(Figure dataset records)
________

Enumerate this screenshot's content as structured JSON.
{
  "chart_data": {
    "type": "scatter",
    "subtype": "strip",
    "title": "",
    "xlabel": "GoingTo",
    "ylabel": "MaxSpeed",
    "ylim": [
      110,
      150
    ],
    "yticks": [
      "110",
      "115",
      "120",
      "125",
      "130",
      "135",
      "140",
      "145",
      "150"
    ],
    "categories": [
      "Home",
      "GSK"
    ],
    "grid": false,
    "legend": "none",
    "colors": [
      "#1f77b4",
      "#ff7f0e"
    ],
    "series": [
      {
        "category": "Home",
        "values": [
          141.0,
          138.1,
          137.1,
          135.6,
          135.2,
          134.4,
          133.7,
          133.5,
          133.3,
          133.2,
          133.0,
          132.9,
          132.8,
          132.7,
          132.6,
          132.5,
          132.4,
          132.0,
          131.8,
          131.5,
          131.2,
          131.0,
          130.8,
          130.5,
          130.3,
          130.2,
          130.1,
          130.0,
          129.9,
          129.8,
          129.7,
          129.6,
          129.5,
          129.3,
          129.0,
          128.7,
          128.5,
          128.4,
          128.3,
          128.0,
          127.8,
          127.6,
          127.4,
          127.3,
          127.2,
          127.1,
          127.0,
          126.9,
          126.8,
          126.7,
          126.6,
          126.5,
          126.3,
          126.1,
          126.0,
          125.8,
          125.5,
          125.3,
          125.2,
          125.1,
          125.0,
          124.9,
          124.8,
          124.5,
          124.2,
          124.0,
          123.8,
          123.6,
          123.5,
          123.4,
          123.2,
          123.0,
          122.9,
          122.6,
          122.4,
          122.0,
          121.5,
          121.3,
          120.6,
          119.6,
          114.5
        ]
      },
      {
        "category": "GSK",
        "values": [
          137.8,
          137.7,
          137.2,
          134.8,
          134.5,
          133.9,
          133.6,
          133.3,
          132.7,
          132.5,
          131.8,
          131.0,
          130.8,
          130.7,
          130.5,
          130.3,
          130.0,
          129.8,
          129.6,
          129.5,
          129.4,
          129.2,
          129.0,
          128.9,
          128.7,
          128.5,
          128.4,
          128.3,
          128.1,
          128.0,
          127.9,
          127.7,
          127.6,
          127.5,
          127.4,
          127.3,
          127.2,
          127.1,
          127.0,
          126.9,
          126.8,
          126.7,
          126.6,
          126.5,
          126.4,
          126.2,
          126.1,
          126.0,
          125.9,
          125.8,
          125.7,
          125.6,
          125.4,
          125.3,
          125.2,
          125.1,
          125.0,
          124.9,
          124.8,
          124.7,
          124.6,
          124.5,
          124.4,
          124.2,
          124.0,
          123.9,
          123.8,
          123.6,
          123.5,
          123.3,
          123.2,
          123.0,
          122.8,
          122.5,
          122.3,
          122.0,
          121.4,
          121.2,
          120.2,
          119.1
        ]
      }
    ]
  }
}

________

§ What this task involves
Output the complete data exactly as written.

§ Response
Enumerate this screenshot's content as structured JSON.
{
  "chart_data": {
    "type": "scatter",
    "subtype": "strip",
    "title": "",
    "xlabel": "GoingTo",
    "ylabel": "MaxSpeed",
    "ylim": [
      110,
      150
    ],
    "yticks": [
      "110",
      "115",
      "120",
      "125",
      "130",
      "135",
      "140",
      "145",
      "150"
    ],
    "categories": [
      "Home",
      "GSK"
    ],
    "grid": false,
    "legend": "none",
    "colors": [
      "#1f77b4",
      "#ff7f0e"
    ],
    "series": [
      {
        "category": "Home",
        "values": [
          141.0,
          138.1,
          137.1,
          135.6,
          135.2,
          134.4,
          133.7,
          133.5,
          133.3,
          133.2,
          133.0,
          132.9,
          132.8,
          132.7,
          132.6,
          132.5,
          132.4,
          132.0,
          131.8,
          131.5,
          131.2,
          131.0,
          130.8,
          130.5,
          130.3,
          130.2,
          130.1,
          130.0,
          129.9,
          129.8,
          129.7,
          129.6,
          129.5,
          129.3,
          129.0,
          128.7,
          128.5,
          128.4,
          128.3,
          128.0,
          127.8,
          127.6,
          127.4,
          127.3,
          127.2,
          127.1,
          127.0,
          126.9,
          126.8,
          126.7,
          126.6,
          126.5,
          126.3,
          126.1,
          126.0,
          125.8,
          125.5,
          125.3,
          125.2,
          125.1,
          125.0,
          124.9,
          124.8,
          124.5,
          124.2,
          124.0,
          123.8,
          123.6,
          123.5,
          123.4,
          123.2,
          123.0,
          122.9,
          122.6,
          122.4,
          122.0,
          121.5,
          121.3,
          120.6,
          119.6,
          114.5
        ]
      },
      {
        "category": "GSK",
        "values": [
          137.8,
          137.7,
          137.2,
          134.8,
          134.5,
          133.9,
          133.6,
          133.3,
          132.7,
          132.5,
          131.8,
          131.0,
          130.8,
          130.7,
          130.5,
          130.3,
          130.0,
          129.8,
          129.6,
          129.5,
          129.4,
          129.2,
          129.0,
          128.9,
          128.7,
          128.5,
          128.4,
          128.3,
          128.1,
          128.0,
          127.9,
          127.7,
          127.6,
          127.5,
          127.4,
          127.3,
          127.2,
          127.1,
          127.0,
          126.9,
          126.8,
          126.7,
          126.6,
          126.5,
          126.4,
          126.2,
          126.1,
          126.0,
          125.9,
          125.8,
          125.7,
          125.6,
          125.4,
          125.3,
          125.2,
          125.1,
          125.0,
          124.9,
          124.8,
          124.7,
          124.6,
          124.5,
          124.4,
          124.2,
          124.0,
          123.9,
          123.8,
          123.6,
          123.5,
          123.3,
          123.2,
          123.0,
          122.8,
          122.5,
          122.3,
          122.0,
          121.4,
          121.2,
          120.2,
          119.1
        ]
      }
    ]
  }
}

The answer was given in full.